Which lines below hold the word "type"? Copy all of them.

Material provided:
----

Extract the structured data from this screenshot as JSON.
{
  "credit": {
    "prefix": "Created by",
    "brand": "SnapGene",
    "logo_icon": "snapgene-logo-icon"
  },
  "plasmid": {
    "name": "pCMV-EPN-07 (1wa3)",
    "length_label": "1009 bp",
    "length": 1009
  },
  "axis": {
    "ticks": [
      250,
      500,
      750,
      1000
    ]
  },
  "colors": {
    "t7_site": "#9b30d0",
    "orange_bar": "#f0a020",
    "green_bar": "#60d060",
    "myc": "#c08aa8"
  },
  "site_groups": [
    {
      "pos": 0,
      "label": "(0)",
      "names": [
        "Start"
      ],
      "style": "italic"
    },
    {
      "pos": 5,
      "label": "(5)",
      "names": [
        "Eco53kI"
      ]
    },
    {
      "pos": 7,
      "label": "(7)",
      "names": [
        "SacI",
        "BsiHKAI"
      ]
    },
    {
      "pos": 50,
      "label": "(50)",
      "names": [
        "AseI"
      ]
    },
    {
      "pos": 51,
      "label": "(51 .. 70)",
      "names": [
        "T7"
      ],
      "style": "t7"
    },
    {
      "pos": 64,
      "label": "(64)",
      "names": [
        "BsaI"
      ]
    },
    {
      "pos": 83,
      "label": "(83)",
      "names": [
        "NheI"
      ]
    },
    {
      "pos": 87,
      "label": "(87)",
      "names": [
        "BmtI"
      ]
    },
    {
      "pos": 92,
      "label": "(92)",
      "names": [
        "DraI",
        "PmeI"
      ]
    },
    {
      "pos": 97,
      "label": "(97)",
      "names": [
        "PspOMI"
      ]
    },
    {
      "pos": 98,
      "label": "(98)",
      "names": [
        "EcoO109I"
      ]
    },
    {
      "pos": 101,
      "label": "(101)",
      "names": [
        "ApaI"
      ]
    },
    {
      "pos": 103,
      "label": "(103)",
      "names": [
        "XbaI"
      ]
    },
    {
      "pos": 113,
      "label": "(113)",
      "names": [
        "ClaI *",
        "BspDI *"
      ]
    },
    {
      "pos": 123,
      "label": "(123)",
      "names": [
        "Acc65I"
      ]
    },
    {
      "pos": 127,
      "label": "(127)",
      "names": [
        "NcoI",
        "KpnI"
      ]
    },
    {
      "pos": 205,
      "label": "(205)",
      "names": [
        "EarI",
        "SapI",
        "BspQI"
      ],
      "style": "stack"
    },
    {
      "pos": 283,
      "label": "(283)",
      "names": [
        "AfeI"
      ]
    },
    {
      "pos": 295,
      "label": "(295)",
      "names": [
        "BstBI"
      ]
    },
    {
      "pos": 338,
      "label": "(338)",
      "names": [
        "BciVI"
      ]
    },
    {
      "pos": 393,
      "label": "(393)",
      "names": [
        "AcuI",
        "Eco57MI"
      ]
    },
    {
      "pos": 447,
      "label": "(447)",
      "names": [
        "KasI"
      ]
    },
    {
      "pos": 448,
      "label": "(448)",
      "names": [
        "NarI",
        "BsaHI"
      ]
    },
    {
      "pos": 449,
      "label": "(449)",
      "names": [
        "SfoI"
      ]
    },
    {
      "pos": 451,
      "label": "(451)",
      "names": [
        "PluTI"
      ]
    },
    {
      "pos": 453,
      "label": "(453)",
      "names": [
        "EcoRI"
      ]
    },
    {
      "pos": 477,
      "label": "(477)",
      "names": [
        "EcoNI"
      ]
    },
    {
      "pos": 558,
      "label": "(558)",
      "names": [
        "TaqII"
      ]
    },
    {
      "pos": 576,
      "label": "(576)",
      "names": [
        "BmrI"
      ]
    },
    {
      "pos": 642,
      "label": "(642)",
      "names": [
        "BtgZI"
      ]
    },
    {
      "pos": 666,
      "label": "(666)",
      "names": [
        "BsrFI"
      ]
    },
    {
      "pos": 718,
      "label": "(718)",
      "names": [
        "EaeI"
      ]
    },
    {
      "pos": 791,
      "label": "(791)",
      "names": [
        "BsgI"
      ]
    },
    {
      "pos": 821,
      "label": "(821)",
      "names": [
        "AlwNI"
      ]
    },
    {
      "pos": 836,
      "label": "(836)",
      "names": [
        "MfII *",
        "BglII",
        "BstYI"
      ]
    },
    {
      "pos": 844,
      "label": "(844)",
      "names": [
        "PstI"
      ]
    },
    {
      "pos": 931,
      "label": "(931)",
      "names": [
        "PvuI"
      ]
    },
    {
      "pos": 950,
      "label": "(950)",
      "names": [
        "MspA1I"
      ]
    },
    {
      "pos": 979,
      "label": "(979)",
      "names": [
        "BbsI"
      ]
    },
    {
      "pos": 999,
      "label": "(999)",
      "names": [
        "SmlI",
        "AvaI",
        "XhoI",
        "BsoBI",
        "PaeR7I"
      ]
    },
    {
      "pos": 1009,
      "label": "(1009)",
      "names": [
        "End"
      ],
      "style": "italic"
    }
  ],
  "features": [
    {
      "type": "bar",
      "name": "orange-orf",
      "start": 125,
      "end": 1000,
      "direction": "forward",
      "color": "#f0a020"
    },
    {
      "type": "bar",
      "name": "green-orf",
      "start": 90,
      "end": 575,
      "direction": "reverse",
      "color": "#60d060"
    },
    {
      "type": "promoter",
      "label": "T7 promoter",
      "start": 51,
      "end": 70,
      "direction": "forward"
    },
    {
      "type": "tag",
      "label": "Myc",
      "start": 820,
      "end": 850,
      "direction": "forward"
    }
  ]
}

----

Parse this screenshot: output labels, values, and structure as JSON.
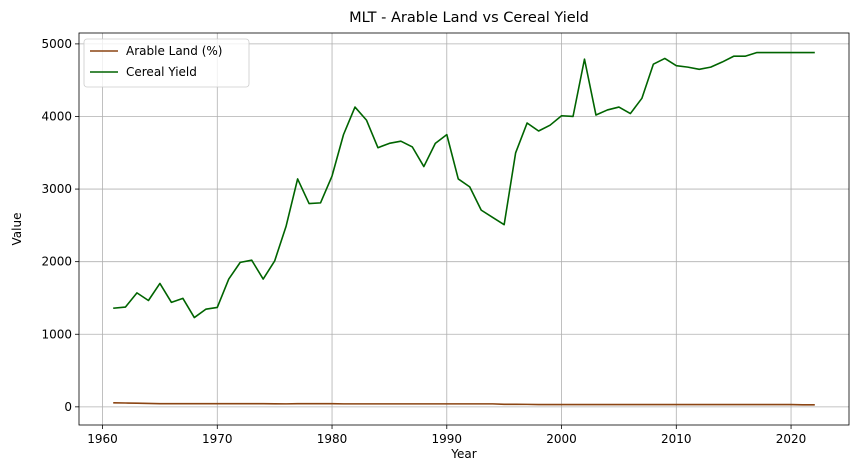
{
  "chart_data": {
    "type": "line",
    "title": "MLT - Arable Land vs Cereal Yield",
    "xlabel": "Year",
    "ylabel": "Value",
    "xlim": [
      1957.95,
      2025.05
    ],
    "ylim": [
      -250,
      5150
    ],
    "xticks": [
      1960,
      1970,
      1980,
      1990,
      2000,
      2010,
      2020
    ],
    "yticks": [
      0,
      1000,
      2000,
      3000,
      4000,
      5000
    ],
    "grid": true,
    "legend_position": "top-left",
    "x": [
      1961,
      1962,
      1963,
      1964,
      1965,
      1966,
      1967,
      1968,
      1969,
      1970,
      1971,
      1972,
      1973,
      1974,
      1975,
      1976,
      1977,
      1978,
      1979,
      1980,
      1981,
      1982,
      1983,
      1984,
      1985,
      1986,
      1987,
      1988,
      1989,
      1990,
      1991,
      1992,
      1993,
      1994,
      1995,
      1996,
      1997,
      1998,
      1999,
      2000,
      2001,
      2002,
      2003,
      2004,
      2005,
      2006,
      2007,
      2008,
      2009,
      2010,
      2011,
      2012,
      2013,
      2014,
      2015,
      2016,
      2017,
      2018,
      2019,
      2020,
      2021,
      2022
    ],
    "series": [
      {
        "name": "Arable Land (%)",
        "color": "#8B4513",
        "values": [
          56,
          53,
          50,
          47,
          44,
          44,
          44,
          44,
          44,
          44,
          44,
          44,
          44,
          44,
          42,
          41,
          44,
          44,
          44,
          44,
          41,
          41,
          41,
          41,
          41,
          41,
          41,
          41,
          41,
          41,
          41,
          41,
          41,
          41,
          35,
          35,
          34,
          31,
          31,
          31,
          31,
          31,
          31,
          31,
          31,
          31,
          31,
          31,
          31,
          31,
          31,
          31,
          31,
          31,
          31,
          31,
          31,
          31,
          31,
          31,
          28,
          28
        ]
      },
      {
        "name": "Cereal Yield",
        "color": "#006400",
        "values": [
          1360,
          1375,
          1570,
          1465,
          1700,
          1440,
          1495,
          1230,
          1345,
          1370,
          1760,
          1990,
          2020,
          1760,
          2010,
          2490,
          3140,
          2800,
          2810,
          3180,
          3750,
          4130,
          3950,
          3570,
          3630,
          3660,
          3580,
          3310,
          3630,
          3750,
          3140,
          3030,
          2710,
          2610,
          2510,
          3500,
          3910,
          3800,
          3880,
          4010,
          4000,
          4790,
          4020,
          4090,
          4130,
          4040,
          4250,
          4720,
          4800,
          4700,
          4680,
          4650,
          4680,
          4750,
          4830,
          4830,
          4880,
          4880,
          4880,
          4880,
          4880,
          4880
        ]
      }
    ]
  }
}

----

Solution for this exercise:
      "type": "bar",
      "type": "bar",
      "type": "promoter",
      "type": "tag",
    "type": "line",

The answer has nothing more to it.